Each record below must be returned exactly as shown.

Excerpt from a dataset:
::::
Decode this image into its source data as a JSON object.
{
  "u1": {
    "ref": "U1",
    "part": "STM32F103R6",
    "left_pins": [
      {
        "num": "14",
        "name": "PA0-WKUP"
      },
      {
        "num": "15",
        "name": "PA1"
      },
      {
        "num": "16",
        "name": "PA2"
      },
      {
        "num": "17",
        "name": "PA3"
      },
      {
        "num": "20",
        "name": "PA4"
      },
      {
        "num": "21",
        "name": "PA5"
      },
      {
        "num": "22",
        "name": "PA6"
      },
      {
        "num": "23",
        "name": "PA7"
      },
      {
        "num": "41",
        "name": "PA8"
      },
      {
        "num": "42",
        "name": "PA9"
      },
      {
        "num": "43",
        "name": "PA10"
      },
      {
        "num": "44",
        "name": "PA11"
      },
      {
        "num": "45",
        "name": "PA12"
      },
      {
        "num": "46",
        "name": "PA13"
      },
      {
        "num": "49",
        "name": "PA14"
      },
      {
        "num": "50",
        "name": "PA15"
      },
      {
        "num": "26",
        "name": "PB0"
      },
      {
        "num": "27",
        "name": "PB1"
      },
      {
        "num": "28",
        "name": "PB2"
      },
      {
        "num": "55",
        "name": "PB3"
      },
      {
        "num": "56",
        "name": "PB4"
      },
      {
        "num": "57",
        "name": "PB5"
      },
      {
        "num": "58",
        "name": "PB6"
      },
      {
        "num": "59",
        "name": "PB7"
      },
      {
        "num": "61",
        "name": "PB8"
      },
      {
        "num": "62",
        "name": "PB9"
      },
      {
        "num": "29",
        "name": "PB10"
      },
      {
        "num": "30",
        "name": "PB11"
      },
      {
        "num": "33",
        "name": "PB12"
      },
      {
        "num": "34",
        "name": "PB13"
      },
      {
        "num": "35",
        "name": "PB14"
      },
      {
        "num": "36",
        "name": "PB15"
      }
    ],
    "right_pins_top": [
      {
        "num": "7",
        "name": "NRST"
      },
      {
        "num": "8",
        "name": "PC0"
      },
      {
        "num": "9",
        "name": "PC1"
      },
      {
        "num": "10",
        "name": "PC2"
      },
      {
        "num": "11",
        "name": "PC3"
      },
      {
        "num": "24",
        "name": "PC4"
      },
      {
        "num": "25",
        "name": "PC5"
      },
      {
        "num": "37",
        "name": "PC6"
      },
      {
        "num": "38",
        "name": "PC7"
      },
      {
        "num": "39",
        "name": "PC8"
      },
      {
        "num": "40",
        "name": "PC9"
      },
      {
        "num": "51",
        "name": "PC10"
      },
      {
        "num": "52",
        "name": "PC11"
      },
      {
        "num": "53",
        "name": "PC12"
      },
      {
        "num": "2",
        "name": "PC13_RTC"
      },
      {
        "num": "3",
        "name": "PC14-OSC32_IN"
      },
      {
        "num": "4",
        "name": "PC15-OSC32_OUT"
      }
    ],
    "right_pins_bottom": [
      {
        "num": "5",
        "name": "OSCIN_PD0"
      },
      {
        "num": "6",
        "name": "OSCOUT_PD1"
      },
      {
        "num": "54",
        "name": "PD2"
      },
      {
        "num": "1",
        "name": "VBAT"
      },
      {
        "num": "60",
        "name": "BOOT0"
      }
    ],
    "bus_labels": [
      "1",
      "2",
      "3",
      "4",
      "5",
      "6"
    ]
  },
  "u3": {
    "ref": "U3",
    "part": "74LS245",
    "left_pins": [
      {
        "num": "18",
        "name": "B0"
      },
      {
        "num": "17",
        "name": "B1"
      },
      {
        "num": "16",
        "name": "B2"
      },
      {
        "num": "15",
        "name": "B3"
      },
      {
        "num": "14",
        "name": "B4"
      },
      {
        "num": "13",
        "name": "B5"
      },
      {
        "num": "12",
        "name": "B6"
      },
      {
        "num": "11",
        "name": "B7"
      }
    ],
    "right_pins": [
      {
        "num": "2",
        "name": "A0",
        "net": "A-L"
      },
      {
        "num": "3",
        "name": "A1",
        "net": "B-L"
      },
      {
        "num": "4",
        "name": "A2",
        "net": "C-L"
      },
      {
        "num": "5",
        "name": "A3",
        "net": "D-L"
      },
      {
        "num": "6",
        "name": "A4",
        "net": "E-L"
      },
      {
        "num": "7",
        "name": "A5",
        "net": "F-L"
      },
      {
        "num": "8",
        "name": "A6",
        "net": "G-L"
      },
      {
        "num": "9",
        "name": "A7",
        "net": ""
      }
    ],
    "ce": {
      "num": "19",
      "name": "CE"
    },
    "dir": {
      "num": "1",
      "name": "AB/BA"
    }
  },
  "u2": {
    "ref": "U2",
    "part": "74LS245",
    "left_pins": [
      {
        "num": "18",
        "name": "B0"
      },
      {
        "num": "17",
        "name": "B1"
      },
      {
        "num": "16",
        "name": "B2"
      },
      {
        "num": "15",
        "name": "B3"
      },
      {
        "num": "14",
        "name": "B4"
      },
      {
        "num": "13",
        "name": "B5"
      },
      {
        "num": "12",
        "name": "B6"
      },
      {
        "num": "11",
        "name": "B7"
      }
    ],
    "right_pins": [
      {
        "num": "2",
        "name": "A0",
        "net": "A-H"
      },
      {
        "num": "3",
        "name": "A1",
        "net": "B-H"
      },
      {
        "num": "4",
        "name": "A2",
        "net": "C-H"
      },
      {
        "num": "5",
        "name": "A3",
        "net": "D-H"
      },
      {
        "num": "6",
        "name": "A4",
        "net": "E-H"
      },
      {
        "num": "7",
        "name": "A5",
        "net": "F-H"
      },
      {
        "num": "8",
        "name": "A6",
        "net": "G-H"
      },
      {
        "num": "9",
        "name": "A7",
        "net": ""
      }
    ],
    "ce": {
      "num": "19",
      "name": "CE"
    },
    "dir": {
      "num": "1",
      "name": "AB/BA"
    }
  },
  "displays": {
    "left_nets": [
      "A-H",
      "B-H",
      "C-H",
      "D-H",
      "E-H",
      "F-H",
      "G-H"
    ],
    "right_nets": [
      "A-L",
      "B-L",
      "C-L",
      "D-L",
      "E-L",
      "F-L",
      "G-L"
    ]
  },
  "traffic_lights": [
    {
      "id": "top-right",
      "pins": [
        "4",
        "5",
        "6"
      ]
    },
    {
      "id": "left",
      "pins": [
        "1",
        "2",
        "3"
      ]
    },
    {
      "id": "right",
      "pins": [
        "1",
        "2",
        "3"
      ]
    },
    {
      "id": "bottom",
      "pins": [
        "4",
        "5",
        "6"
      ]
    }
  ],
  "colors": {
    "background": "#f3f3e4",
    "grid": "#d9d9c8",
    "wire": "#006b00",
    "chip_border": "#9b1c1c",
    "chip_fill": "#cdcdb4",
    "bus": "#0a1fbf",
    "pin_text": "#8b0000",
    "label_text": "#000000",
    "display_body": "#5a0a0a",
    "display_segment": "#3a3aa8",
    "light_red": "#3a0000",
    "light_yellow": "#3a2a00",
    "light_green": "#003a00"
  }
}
::::
Exercise result:
Decode this image into its source data as a JSON object.
{
  "u1": {
    "ref": "U1",
    "part": "STM32F103R6",
    "left_pins": [
      {
        "num": "14",
        "name": "PA0-WKUP"
      },
      {
        "num": "15",
        "name": "PA1"
      },
      {
        "num": "16",
        "name": "PA2"
      },
      {
        "num": "17",
        "name": "PA3"
      },
      {
        "num": "20",
        "name": "PA4"
      },
      {
        "num": "21",
        "name": "PA5"
      },
      {
        "num": "22",
        "name": "PA6"
      },
      {
        "num": "23",
        "name": "PA7"
      },
      {
        "num": "41",
        "name": "PA8"
      },
      {
        "num": "42",
        "name": "PA9"
      },
      {
        "num": "43",
        "name": "PA10"
      },
      {
        "num": "44",
        "name": "PA11"
      },
      {
        "num": "45",
        "name": "PA12"
      },
      {
        "num": "46",
        "name": "PA13"
      },
      {
        "num": "49",
        "name": "PA14"
      },
      {
        "num": "50",
        "name": "PA15"
      },
      {
        "num": "26",
        "name": "PB0"
      },
      {
        "num": "27",
        "name": "PB1"
      },
      {
        "num": "28",
        "name": "PB2"
      },
      {
        "num": "55",
        "name": "PB3"
      },
      {
        "num": "56",
        "name": "PB4"
      },
      {
        "num": "57",
        "name": "PB5"
      },
      {
        "num": "58",
        "name": "PB6"
      },
      {
        "num": "59",
        "name": "PB7"
      },
      {
        "num": "61",
        "name": "PB8"
      },
      {
        "num": "62",
        "name": "PB9"
      },
      {
        "num": "29",
        "name": "PB10"
      },
      {
        "num": "30",
        "name": "PB11"
      },
      {
        "num": "33",
        "name": "PB12"
      },
      {
        "num": "34",
        "name": "PB13"
      },
      {
        "num": "35",
        "name": "PB14"
      },
      {
        "num": "36",
        "name": "PB15"
      }
    ],
    "right_pins_top": [
      {
        "num": "7",
        "name": "NRST"
      },
      {
        "num": "8",
        "name": "PC0"
      },
      {
        "num": "9",
        "name": "PC1"
      },
      {
        "num": "10",
        "name": "PC2"
      },
      {
        "num": "11",
        "name": "PC3"
      },
      {
        "num": "24",
        "name": "PC4"
      },
      {
        "num": "25",
        "name": "PC5"
      },
      {
        "num": "37",
        "name": "PC6"
      },
      {
        "num": "38",
        "name": "PC7"
      },
      {
        "num": "39",
        "name": "PC8"
      },
      {
        "num": "40",
        "name": "PC9"
      },
      {
        "num": "51",
        "name": "PC10"
      },
      {
        "num": "52",
        "name": "PC11"
      },
      {
        "num": "53",
        "name": "PC12"
      },
      {
        "num": "2",
        "name": "PC13_RTC"
      },
      {
        "num": "3",
        "name": "PC14-OSC32_IN"
      },
      {
        "num": "4",
        "name": "PC15-OSC32_OUT"
      }
    ],
    "right_pins_bottom": [
      {
        "num": "5",
        "name": "OSCIN_PD0"
      },
      {
        "num": "6",
        "name": "OSCOUT_PD1"
      },
      {
        "num": "54",
        "name": "PD2"
      },
      {
        "num": "1",
        "name": "VBAT"
      },
      {
        "num": "60",
        "name": "BOOT0"
      }
    ],
    "bus_labels": [
      "1",
      "2",
      "3",
      "4",
      "5",
      "6"
    ]
  },
  "u3": {
    "ref": "U3",
    "part": "74LS245",
    "left_pins": [
      {
        "num": "18",
        "name": "B0"
      },
      {
        "num": "17",
        "name": "B1"
      },
      {
        "num": "16",
        "name": "B2"
      },
      {
        "num": "15",
        "name": "B3"
      },
      {
        "num": "14",
        "name": "B4"
      },
      {
        "num": "13",
        "name": "B5"
      },
      {
        "num": "12",
        "name": "B6"
      },
      {
        "num": "11",
        "name": "B7"
      }
    ],
    "right_pins": [
      {
        "num": "2",
        "name": "A0",
        "net": "A-L"
      },
      {
        "num": "3",
        "name": "A1",
        "net": "B-L"
      },
      {
        "num": "4",
        "name": "A2",
        "net": "C-L"
      },
      {
        "num": "5",
        "name": "A3",
        "net": "D-L"
      },
      {
        "num": "6",
        "name": "A4",
        "net": "E-L"
      },
      {
        "num": "7",
        "name": "A5",
        "net": "F-L"
      },
      {
        "num": "8",
        "name": "A6",
        "net": "G-L"
      },
      {
        "num": "9",
        "name": "A7",
        "net": ""
      }
    ],
    "ce": {
      "num": "19",
      "name": "CE"
    },
    "dir": {
      "num": "1",
      "name": "AB/BA"
    }
  },
  "u2": {
    "ref": "U2",
    "part": "74LS245",
    "left_pins": [
      {
        "num": "18",
        "name": "B0"
      },
      {
        "num": "17",
        "name": "B1"
      },
      {
        "num": "16",
        "name": "B2"
      },
      {
        "num": "15",
        "name": "B3"
      },
      {
        "num": "14",
        "name": "B4"
      },
      {
        "num": "13",
        "name": "B5"
      },
      {
        "num": "12",
        "name": "B6"
      },
      {
        "num": "11",
        "name": "B7"
      }
    ],
    "right_pins": [
      {
        "num": "2",
        "name": "A0",
        "net": "A-H"
      },
      {
        "num": "3",
        "name": "A1",
        "net": "B-H"
      },
      {
        "num": "4",
        "name": "A2",
        "net": "C-H"
      },
      {
        "num": "5",
        "name": "A3",
        "net": "D-H"
      },
      {
        "num": "6",
        "name": "A4",
        "net": "E-H"
      },
      {
        "num": "7",
        "name": "A5",
        "net": "F-H"
      },
      {
        "num": "8",
        "name": "A6",
        "net": "G-H"
      },
      {
        "num": "9",
        "name": "A7",
        "net": ""
      }
    ],
    "ce": {
      "num": "19",
      "name": "CE"
    },
    "dir": {
      "num": "1",
      "name": "AB/BA"
    }
  },
  "displays": {
    "left_nets": [
      "A-H",
      "B-H",
      "C-H",
      "D-H",
      "E-H",
      "F-H",
      "G-H"
    ],
    "right_nets": [
      "A-L",
      "B-L",
      "C-L",
      "D-L",
      "E-L",
      "F-L",
      "G-L"
    ]
  },
  "traffic_lights": [
    {
      "id": "top-right",
      "pins": [
        "4",
        "5",
        "6"
      ]
    },
    {
      "id": "left",
      "pins": [
        "1",
        "2",
        "3"
      ]
    },
    {
      "id": "right",
      "pins": [
        "1",
        "2",
        "3"
      ]
    },
    {
      "id": "bottom",
      "pins": [
        "4",
        "5",
        "6"
      ]
    }
  ],
  "colors": {
    "background": "#f3f3e4",
    "grid": "#d9d9c8",
    "wire": "#006b00",
    "chip_border": "#9b1c1c",
    "chip_fill": "#cdcdb4",
    "bus": "#0a1fbf",
    "pin_text": "#8b0000",
    "label_text": "#000000",
    "display_body": "#5a0a0a",
    "display_segment": "#3a3aa8",
    "light_red": "#3a0000",
    "light_yellow": "#3a2a00",
    "light_green": "#003a00"
  }
}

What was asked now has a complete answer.